**Input for this task**

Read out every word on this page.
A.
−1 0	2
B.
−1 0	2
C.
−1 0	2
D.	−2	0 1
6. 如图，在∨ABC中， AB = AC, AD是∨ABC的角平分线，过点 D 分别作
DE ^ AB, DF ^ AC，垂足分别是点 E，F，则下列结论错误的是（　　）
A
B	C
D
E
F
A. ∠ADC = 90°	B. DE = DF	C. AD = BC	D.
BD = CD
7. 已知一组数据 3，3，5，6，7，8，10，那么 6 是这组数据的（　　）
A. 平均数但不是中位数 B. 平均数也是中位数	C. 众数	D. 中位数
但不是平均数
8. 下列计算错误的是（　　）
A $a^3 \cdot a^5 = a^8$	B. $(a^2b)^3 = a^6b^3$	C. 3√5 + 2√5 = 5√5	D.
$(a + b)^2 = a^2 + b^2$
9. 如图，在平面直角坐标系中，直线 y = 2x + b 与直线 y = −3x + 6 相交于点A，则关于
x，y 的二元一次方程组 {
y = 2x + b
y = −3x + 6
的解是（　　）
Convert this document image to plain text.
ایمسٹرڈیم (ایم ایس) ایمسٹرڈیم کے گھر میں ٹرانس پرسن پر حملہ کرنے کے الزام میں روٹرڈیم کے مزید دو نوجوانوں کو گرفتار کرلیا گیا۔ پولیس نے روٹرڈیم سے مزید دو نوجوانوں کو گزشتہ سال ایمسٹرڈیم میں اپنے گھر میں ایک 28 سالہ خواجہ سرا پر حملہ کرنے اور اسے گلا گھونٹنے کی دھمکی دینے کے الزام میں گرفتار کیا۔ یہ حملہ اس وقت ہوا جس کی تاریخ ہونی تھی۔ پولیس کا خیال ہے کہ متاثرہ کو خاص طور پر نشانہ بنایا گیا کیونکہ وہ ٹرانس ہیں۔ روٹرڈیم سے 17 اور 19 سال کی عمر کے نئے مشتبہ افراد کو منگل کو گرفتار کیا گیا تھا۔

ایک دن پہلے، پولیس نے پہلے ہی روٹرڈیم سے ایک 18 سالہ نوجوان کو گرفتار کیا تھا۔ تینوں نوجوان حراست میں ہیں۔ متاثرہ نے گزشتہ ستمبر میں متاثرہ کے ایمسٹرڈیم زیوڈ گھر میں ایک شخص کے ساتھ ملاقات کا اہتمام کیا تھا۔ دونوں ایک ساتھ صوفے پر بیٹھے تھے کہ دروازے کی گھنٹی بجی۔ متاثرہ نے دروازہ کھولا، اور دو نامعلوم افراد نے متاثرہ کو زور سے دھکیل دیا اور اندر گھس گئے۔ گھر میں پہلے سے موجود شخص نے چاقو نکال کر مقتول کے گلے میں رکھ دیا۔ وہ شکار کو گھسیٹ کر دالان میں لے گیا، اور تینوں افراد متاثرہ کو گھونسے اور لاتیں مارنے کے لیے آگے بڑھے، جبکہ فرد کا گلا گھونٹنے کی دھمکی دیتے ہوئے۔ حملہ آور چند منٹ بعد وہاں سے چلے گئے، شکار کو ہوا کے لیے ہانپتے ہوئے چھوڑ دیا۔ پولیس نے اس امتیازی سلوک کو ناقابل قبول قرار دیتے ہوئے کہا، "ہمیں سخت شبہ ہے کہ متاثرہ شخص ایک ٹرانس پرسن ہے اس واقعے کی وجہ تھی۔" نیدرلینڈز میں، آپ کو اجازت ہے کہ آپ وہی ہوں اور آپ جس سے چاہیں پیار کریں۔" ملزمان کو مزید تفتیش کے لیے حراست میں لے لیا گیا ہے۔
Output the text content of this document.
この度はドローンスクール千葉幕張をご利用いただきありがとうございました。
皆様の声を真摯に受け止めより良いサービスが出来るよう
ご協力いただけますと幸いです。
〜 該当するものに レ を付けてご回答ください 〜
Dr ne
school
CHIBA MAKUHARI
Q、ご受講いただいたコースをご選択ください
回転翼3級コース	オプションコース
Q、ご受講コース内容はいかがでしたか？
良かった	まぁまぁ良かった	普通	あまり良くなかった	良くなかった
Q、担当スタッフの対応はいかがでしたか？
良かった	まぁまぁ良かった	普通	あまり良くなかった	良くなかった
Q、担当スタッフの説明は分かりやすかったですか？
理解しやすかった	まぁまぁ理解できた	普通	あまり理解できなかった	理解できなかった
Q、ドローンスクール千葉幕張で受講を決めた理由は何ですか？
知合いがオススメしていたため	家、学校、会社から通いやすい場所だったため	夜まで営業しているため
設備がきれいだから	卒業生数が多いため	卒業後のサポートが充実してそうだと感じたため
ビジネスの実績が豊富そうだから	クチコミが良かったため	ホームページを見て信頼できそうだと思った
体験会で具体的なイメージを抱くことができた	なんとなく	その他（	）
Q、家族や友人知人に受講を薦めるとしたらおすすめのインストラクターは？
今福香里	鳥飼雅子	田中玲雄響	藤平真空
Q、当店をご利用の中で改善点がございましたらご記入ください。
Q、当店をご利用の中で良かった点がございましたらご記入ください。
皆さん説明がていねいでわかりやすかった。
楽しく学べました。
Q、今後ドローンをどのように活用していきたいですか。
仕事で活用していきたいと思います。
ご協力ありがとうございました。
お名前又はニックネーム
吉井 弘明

**Requirement**
Please reproduce all of the entries exactly as they stand.

**Worked answer**
Read out every word on this page.
A.
−1 0	2
B.
−1 0	2
C.
−1 0	2
D.	−2	0 1
6. 如图，在∨ABC中， AB = AC, AD是∨ABC的角平分线，过点 D 分别作
DE ^ AB, DF ^ AC，垂足分别是点 E，F，则下列结论错误的是（　　）
A
B	C
D
E
F
A. ∠ADC = 90°	B. DE = DF	C. AD = BC	D.
BD = CD
7. 已知一组数据 3，3，5，6，7，8，10，那么 6 是这组数据的（　　）
A. 平均数但不是中位数 B. 平均数也是中位数	C. 众数	D. 中位数
但不是平均数
8. 下列计算错误的是（　　）
A $a^3 \cdot a^5 = a^8$	B. $(a^2b)^3 = a^6b^3$	C. 3√5 + 2√5 = 5√5	D.
$(a + b)^2 = a^2 + b^2$
9. 如图，在平面直角坐标系中，直线 y = 2x + b 与直线 y = −3x + 6 相交于点A，则关于
x，y 的二元一次方程组 {
y = 2x + b
y = −3x + 6
的解是（　　）
Convert this document image to plain text.
ایمسٹرڈیم (ایم ایس) ایمسٹرڈیم کے گھر میں ٹرانس پرسن پر حملہ کرنے کے الزام میں روٹرڈیم کے مزید دو نوجوانوں کو گرفتار کرلیا گیا۔ پولیس نے روٹرڈیم سے مزید دو نوجوانوں کو گزشتہ سال ایمسٹرڈیم میں اپنے گھر میں ایک 28 سالہ خواجہ سرا پر حملہ کرنے اور اسے گلا گھونٹنے کی دھمکی دینے کے الزام میں گرفتار کیا۔ یہ حملہ اس وقت ہوا جس کی تاریخ ہونی تھی۔ پولیس کا خیال ہے کہ متاثرہ کو خاص طور پر نشانہ بنایا گیا کیونکہ وہ ٹرانس ہیں۔ روٹرڈیم سے 17 اور 19 سال کی عمر کے نئے مشتبہ افراد کو منگل کو گرفتار کیا گیا تھا۔

ایک دن پہلے، پولیس نے پہلے ہی روٹرڈیم سے ایک 18 سالہ نوجوان کو گرفتار کیا تھا۔ تینوں نوجوان حراست میں ہیں۔ متاثرہ نے گزشتہ ستمبر میں متاثرہ کے ایمسٹرڈیم زیوڈ گھر میں ایک شخص کے ساتھ ملاقات کا اہتمام کیا تھا۔ دونوں ایک ساتھ صوفے پر بیٹھے تھے کہ دروازے کی گھنٹی بجی۔ متاثرہ نے دروازہ کھولا، اور دو نامعلوم افراد نے متاثرہ کو زور سے دھکیل دیا اور اندر گھس گئے۔ گھر میں پہلے سے موجود شخص نے چاقو نکال کر مقتول کے گلے میں رکھ دیا۔ وہ شکار کو گھسیٹ کر دالان میں لے گیا، اور تینوں افراد متاثرہ کو گھونسے اور لاتیں مارنے کے لیے آگے بڑھے، جبکہ فرد کا گلا گھونٹنے کی دھمکی دیتے ہوئے۔ حملہ آور چند منٹ بعد وہاں سے چلے گئے، شکار کو ہوا کے لیے ہانپتے ہوئے چھوڑ دیا۔ پولیس نے اس امتیازی سلوک کو ناقابل قبول قرار دیتے ہوئے کہا، "ہمیں سخت شبہ ہے کہ متاثرہ شخص ایک ٹرانس پرسن ہے اس واقعے کی وجہ تھی۔" نیدرلینڈز میں، آپ کو اجازت ہے کہ آپ وہی ہوں اور آپ جس سے چاہیں پیار کریں۔" ملزمان کو مزید تفتیش کے لیے حراست میں لے لیا گیا ہے۔
Output the text content of this document.
この度はドローンスクール千葉幕張をご利用いただきありがとうございました。
皆様の声を真摯に受け止めより良いサービスが出来るよう
ご協力いただけますと幸いです。
〜 該当するものに レ を付けてご回答ください 〜
Dr ne
school
CHIBA MAKUHARI
Q、ご受講いただいたコースをご選択ください
回転翼3級コース	オプションコース
Q、ご受講コース内容はいかがでしたか？
良かった	まぁまぁ良かった	普通	あまり良くなかった	良くなかった
Q、担当スタッフの対応はいかがでしたか？
良かった	まぁまぁ良かった	普通	あまり良くなかった	良くなかった
Q、担当スタッフの説明は分かりやすかったですか？
理解しやすかった	まぁまぁ理解できた	普通	あまり理解できなかった	理解できなかった
Q、ドローンスクール千葉幕張で受講を決めた理由は何ですか？
知合いがオススメしていたため	家、学校、会社から通いやすい場所だったため	夜まで営業しているため
設備がきれいだから	卒業生数が多いため	卒業後のサポートが充実してそうだと感じたため
ビジネスの実績が豊富そうだから	クチコミが良かったため	ホームページを見て信頼できそうだと思った
体験会で具体的なイメージを抱くことができた	なんとなく	その他（	）
Q、家族や友人知人に受講を薦めるとしたらおすすめのインストラクターは？
今福香里	鳥飼雅子	田中玲雄響	藤平真空
Q、当店をご利用の中で改善点がございましたらご記入ください。
Q、当店をご利用の中で良かった点がございましたらご記入ください。
皆さん説明がていねいでわかりやすかった。
楽しく学べました。
Q、今後ドローンをどのように活用していきたいですか。
仕事で活用していきたいと思います。
ご協力ありがとうございました。
お名前又はニックネーム
吉井 弘明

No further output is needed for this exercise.